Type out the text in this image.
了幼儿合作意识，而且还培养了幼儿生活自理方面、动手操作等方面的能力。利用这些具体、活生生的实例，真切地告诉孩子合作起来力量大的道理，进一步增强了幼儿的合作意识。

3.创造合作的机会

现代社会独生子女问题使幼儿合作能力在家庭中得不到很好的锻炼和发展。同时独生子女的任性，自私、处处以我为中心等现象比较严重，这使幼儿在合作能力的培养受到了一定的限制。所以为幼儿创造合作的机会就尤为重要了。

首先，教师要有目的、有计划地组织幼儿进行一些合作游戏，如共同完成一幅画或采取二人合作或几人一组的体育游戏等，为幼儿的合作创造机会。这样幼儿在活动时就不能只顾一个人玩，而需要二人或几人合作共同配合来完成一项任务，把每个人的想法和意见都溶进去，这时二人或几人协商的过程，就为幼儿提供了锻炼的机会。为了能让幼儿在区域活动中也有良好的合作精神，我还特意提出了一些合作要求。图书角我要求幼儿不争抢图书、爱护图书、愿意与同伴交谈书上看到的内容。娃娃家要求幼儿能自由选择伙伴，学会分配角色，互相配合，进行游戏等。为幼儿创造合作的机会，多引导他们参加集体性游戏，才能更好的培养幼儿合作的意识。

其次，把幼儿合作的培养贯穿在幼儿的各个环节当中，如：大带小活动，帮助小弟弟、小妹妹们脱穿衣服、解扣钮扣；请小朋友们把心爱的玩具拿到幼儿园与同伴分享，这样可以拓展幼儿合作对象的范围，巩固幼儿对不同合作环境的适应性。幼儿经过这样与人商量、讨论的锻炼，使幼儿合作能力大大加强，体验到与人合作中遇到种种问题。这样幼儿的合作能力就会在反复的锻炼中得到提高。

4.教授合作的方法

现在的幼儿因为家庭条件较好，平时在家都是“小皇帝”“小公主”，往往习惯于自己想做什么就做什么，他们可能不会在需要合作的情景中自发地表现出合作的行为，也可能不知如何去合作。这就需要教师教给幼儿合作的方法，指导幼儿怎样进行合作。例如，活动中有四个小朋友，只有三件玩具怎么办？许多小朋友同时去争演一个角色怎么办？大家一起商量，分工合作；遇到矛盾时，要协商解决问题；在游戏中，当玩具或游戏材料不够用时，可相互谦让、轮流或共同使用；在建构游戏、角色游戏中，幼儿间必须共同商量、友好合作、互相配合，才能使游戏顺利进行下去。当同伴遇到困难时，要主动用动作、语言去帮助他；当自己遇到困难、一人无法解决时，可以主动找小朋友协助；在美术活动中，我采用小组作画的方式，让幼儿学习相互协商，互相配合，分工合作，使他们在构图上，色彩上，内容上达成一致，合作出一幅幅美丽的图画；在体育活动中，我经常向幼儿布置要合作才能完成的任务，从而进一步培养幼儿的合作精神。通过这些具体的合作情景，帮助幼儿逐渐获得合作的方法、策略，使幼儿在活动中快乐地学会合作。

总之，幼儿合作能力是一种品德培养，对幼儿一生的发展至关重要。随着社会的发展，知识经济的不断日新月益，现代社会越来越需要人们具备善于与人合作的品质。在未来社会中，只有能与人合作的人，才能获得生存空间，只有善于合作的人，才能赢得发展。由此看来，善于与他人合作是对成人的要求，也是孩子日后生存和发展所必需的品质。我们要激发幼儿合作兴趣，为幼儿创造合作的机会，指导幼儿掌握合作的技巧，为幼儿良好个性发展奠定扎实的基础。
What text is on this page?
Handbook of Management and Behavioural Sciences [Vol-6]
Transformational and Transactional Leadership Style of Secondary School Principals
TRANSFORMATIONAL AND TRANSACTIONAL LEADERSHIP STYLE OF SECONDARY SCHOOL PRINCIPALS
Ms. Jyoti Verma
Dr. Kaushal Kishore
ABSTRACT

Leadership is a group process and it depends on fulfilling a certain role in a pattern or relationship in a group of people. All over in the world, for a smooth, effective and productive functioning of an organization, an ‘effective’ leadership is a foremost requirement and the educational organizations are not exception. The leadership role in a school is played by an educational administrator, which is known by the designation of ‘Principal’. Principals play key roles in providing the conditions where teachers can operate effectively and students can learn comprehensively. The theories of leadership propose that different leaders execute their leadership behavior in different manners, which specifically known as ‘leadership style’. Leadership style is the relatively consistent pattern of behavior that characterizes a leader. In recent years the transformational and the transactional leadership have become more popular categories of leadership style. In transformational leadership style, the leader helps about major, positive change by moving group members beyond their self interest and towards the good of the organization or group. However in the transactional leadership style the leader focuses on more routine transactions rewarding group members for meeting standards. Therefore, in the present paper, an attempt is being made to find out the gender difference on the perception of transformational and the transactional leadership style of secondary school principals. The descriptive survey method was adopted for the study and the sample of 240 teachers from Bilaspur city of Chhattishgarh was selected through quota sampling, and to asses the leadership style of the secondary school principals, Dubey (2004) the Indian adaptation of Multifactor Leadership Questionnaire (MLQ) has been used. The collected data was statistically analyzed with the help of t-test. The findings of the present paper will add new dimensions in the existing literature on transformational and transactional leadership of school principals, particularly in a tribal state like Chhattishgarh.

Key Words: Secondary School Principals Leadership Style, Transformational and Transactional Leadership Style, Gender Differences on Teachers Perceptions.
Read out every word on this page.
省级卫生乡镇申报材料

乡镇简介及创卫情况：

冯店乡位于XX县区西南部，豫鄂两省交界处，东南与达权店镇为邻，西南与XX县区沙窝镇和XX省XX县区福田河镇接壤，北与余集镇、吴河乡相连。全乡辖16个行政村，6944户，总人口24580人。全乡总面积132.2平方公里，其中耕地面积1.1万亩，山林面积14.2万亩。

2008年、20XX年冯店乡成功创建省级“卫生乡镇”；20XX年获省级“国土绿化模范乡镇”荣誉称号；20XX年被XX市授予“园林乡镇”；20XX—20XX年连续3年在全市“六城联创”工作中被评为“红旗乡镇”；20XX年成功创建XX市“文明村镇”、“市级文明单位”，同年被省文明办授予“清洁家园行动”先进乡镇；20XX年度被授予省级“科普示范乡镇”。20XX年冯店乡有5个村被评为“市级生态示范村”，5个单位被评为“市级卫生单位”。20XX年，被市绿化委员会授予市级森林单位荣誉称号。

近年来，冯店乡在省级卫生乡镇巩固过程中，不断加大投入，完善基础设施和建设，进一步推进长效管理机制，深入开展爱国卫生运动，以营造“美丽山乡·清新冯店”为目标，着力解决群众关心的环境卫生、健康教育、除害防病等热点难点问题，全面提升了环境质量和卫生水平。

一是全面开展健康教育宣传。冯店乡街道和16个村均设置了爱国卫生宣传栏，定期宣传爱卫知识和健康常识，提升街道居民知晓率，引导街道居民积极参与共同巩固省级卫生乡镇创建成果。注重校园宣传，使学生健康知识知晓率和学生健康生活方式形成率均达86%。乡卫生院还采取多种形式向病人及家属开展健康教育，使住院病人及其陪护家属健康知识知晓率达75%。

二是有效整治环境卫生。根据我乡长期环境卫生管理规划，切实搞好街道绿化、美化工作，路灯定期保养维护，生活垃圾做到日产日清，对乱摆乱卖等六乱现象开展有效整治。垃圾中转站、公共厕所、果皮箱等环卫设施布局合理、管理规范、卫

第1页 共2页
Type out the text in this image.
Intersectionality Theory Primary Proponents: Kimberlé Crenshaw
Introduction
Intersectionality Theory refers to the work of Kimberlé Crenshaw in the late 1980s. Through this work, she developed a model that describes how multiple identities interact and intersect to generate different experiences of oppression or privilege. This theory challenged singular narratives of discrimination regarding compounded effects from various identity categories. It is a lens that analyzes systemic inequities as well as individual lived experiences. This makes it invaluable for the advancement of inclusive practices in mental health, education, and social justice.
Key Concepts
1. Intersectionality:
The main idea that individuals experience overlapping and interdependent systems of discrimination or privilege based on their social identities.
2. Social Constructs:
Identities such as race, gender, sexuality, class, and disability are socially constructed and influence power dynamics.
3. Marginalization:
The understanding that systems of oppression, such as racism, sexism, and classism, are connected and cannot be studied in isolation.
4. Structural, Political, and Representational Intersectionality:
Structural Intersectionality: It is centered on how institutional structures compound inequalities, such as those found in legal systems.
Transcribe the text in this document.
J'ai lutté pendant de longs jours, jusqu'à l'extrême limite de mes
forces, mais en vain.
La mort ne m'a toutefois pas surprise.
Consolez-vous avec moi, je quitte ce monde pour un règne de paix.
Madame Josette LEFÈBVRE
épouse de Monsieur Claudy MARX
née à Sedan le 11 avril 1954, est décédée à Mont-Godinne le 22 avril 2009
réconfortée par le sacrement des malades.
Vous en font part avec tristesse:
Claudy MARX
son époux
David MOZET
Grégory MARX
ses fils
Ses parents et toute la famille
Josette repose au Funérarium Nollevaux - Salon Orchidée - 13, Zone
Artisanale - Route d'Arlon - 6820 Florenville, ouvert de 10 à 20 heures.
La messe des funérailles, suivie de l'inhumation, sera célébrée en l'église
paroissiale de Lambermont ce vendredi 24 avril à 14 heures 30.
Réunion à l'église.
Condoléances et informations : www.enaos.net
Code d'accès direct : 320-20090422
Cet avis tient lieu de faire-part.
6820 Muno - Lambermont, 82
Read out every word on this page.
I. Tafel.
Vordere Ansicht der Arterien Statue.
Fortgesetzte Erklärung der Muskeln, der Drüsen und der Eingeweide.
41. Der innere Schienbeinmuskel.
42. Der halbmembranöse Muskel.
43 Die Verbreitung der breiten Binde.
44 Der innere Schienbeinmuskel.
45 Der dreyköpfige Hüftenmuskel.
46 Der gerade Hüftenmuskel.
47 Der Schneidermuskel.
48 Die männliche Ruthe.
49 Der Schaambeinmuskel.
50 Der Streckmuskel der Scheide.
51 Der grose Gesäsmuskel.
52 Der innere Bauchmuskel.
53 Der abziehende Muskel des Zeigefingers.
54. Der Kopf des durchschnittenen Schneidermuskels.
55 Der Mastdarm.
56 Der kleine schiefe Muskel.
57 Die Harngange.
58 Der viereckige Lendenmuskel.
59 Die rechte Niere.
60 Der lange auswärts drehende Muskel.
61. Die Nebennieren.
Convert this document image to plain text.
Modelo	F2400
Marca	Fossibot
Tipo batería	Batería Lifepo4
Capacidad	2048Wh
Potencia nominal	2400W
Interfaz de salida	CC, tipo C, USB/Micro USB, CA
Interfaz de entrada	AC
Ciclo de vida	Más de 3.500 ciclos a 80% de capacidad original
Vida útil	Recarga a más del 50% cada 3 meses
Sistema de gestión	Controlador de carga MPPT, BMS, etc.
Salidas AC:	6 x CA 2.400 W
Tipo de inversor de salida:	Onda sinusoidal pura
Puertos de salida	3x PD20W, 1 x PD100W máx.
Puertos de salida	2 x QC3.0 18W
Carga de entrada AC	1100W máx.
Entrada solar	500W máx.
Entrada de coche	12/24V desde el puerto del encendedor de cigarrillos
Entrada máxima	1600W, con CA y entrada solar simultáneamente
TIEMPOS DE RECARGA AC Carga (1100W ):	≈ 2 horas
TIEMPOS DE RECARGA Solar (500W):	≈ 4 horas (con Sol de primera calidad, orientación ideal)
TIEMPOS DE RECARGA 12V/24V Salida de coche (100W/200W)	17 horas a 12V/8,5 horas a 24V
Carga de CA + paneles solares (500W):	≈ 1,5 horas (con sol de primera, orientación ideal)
━━━━━━
=== WHAT IS ASKED ===
From the listing, copy every line where the string "avril" appears.

=== THE REPLY ===
née à Sedan le 11 avril 1954, est décédée à Mont-Godinne le 22 avril 2009
paroissiale de Lambermont ce vendredi 24 avril à 14 heures 30.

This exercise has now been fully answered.